* start Data section *
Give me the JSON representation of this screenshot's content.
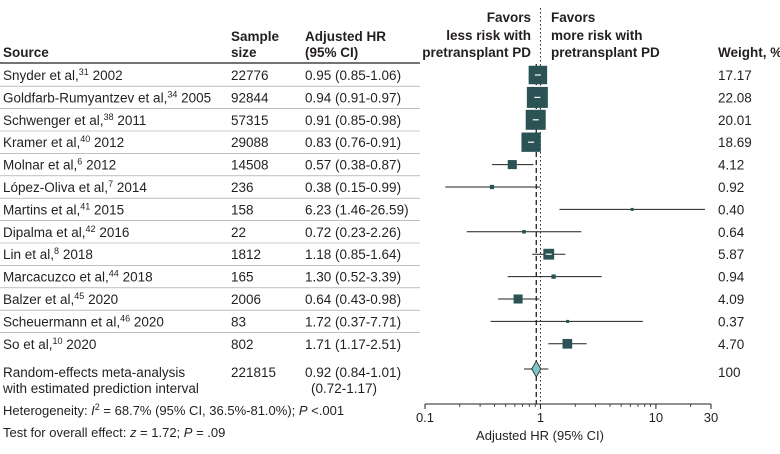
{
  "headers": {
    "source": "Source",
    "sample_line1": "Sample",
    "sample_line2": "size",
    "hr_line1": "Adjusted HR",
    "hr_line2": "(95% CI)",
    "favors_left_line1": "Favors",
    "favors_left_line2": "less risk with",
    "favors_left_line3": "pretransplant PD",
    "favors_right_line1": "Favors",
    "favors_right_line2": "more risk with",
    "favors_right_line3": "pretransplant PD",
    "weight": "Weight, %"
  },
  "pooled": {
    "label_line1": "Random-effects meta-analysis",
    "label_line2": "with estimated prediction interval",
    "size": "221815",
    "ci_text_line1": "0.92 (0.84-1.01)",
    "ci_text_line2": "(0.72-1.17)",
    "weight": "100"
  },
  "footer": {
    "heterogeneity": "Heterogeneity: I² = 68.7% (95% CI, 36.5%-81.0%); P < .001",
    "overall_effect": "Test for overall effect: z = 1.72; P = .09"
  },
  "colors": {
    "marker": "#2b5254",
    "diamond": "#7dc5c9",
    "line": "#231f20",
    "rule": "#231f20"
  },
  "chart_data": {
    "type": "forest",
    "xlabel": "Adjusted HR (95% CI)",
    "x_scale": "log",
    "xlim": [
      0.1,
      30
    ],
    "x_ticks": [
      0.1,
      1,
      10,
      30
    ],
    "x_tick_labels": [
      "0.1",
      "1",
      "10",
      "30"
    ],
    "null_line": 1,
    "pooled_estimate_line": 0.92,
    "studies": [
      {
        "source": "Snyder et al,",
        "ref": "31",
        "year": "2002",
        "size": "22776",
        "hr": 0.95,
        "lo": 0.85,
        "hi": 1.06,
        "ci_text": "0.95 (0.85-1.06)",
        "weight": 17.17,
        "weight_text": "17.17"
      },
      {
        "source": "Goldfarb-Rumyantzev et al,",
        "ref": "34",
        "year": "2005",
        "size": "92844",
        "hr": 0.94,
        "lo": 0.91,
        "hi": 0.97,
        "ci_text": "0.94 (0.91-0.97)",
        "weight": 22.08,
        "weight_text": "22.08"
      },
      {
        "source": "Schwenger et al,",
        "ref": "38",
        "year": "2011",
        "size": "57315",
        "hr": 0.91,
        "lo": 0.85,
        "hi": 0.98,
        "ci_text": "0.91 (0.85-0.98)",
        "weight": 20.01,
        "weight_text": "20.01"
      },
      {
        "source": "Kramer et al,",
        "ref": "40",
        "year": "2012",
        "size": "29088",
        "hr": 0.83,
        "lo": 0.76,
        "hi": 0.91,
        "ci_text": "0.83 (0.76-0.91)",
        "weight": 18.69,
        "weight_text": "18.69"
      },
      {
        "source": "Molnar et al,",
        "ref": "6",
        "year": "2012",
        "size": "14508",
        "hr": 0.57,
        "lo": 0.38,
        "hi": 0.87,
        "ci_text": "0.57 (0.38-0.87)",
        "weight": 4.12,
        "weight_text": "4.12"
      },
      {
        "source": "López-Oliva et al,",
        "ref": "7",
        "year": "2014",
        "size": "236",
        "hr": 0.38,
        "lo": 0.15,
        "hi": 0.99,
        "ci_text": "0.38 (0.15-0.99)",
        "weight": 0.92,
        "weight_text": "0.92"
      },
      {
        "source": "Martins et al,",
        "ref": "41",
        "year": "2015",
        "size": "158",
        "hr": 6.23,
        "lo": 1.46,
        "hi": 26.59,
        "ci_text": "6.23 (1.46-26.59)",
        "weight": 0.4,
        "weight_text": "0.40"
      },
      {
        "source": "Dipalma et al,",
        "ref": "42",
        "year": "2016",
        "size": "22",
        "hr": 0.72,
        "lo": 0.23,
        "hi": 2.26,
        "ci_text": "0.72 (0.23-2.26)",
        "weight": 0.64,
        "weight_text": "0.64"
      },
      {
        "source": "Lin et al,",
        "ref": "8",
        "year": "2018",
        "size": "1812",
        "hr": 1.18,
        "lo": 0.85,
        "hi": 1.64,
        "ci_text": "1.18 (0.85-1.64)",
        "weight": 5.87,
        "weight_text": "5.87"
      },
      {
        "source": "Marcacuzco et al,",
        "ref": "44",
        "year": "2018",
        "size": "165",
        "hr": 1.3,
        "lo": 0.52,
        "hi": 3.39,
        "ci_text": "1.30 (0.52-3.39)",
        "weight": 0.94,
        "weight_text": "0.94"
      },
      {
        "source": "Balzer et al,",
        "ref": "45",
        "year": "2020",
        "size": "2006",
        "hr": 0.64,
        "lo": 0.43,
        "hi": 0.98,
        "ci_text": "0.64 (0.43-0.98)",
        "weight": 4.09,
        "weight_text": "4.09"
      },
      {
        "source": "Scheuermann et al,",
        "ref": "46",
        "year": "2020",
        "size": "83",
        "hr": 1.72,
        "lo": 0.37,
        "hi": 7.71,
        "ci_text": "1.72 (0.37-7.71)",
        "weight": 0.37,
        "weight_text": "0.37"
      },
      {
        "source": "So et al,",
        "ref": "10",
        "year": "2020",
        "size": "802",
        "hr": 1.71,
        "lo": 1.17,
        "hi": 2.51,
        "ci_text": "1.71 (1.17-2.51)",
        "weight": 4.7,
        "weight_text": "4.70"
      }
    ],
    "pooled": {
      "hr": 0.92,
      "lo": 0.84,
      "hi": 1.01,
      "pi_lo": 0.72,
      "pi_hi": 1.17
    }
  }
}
* end Data section *
* start Data section *
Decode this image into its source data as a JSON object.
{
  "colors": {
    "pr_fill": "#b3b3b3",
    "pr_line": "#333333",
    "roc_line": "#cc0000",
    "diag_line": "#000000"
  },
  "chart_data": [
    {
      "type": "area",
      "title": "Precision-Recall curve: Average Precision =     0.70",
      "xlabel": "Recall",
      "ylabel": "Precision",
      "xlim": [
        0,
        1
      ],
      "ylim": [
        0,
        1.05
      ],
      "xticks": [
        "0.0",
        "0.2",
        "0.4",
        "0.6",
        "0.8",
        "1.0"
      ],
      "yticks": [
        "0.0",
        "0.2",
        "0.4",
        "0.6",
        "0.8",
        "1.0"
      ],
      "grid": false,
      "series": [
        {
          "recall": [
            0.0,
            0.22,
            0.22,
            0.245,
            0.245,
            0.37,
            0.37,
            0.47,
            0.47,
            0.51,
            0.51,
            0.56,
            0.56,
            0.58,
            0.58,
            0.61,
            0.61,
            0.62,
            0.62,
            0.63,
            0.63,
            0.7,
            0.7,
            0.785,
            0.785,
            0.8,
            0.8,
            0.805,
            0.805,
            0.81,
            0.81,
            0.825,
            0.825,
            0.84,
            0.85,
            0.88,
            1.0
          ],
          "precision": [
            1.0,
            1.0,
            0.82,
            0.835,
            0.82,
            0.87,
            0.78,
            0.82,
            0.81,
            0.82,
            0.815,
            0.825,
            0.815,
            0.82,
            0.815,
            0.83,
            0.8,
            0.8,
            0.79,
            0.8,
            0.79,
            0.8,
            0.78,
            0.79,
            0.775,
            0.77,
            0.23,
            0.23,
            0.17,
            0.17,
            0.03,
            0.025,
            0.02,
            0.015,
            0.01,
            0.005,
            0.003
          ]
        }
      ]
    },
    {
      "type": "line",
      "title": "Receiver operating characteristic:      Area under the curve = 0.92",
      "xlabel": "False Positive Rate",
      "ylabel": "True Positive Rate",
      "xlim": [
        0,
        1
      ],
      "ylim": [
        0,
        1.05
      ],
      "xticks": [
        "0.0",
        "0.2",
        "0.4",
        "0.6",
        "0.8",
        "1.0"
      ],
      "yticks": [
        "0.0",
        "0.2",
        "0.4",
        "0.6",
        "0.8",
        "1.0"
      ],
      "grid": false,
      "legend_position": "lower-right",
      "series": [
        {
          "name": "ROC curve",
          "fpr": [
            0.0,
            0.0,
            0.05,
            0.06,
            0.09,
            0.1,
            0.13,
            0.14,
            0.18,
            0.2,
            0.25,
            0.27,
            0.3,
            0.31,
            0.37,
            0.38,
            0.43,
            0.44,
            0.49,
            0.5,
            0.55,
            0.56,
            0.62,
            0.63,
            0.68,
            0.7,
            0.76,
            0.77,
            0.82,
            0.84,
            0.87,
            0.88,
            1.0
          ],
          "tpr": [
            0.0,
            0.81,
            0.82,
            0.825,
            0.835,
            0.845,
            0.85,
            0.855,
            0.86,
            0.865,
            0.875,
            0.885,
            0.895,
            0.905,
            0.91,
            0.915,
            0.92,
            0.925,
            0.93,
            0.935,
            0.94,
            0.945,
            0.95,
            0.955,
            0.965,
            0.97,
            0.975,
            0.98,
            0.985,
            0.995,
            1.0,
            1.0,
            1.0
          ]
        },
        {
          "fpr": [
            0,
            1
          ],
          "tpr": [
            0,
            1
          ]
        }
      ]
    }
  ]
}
* end Data section *
**Exercise details:** From the material above, copy each line that includes the word "pretransplant".

**Written solution:**
    "favors_left_line3": "pretransplant PD",
    "favors_right_line3": "pretransplant PD",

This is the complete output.